(EXTRACTED TEXT)
____

That's not really a paradox - that's playing with incomplete knowledge of the game. If the man is truly an infinitaire, and can keep preparing fresh envelopes, each of them checked against the previous envelope and either doubled or halved with equal probability, then the more times you play the better off you are likely to be. That's surely a fact, not a paradox. At each step your expected win increases by 25%, but that's OK because the man has infinite wealth and can keep stuffing new envelopes with more cash.

The paradox only arises if he switches back to your original envelope without your knowledge, in which case all bets are off. And that's effectively what happens if there are only ever two envelopes to start off with - if you keep switching, you're just getting the same envelope "switcherooed" on you.

Last edited by Colophon; 06-20-2012 at 07:59 PM.
#28
06-20-2012, 09:06 PM
 Chronos Charter Member Join Date: Jan 2000 Location: The Land of Cleves Posts: 50,877
Quote:
 The thing is once you open one envelope, and discovered the amount of money inside, it probably makes sense to trade for the other one.
If you know that seeing the amount is going to make you want to switch, then why not just say right at the start "I'm going to open the envelope to look, and then switch"? And if you're going to do that anyway, then what's the point of looking in the envelope?
#29
06-20-2012, 09:29 PM
 Little Nemo Charter Member Join Date: Dec 1999 Location: Western New York Posts: 52,637
Logically, you can look at the situation as a whole and it's clear that you should just pick an envelope at random and take its contents. You have no information on which to make a choice that will be more informed than a random guess.

But when you try to prove this answer is correct, it falls apart. No matter what amount of money there is in your envelope, by switching you will either gain an amount equal to what you have or lose an amount equal to half of what you have. So it appears that the possible gain is twice as large as the possible loss and the possibilities of a gain or loss are equal so you logically should take the risk of switching.

____

(RECORDED INFORMATION)
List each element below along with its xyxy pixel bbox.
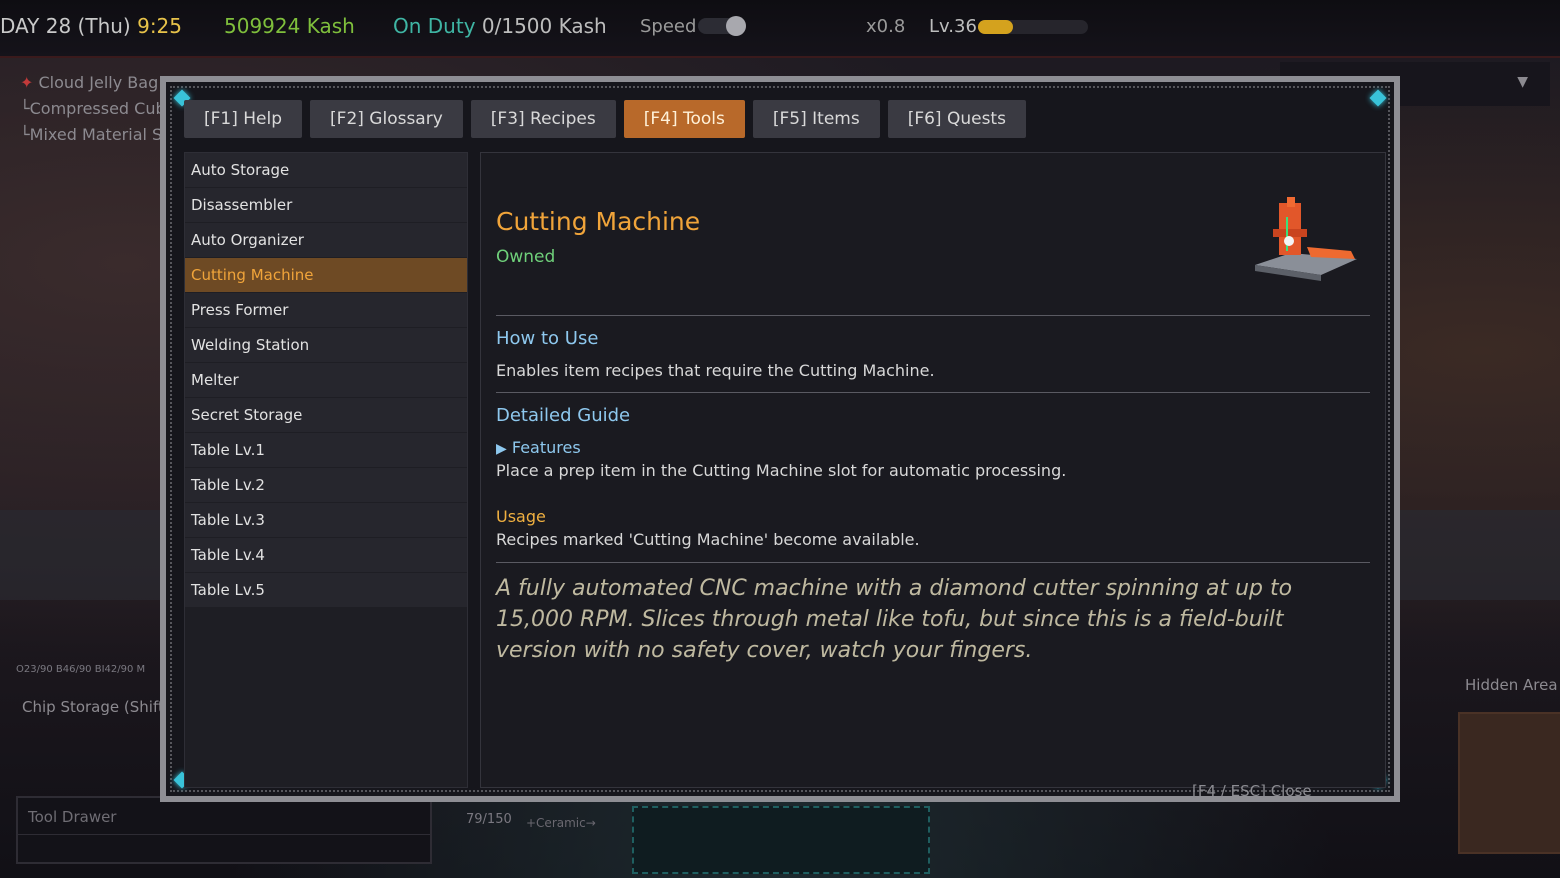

____

(REQUIRED WORK)
1) List every forum username that appears in the envelope-paradox thread.
2) Using the envelope-paradox thread, decide whether each statement is accurate: (a) Chronos joined in January 2000. (b) Colophon's post says the expected win rises by 50% at each step. (c) Little Nemo joined in 2000.
3) Pick up the envelope-paradox thread and carry on from its final sentence.

(RESPONSES TO THE TASKS)
1) Colophon, Chronos, Little Nemo

2)
(a) Yes: "Join Date: Jan 2000"
(b) No: "At each step your expected win increases by 25%"
(c) No: "Join Date: Dec 1999"

3)
The paradox is that you shouldn't get this result. You "know" that there's no reason why one envelope is "better" than the other. So when you examine it in detail, you should confirm this intuitive expectation. But somehow you don't and one envelope somehow appears to be a better choice than the other.
#30
06-20-2012, 09:36 PM
 Indistinguishable Guest Join Date: Apr 2007
This is why I prefer the geometric rephrasing in terms of center of mass... so we don't get stuck on the epistemological bits of the presentation, which are irrelevant to the underlying phenomenon of the paradox.

Last edited by Indistinguishable; 06-20-2012 at 09:36 PM.
#31
06-20-2012, 09:45 PM
 Darth Panda Guest Join Date: Mar 2010
Quote:
 Originally Posted by Chronos If you know that seeing the amount is going to make you want to switch, then why not just say right at the start "I'm going to open the envelope to look, and then switch"? And if you're going to do that anyway, then what's the point of looking in the envelope?
To close the loop. Once you look in one envelope, you know all of the possible outcomes.
#32
06-20-2012, 09:46 PM
 kaylasdad99 Charter Member Join Date: Sep 1999 Location: Anaheim, CA Posts: 19,451
Do you get to keep the money if you chose the one with LESS cash?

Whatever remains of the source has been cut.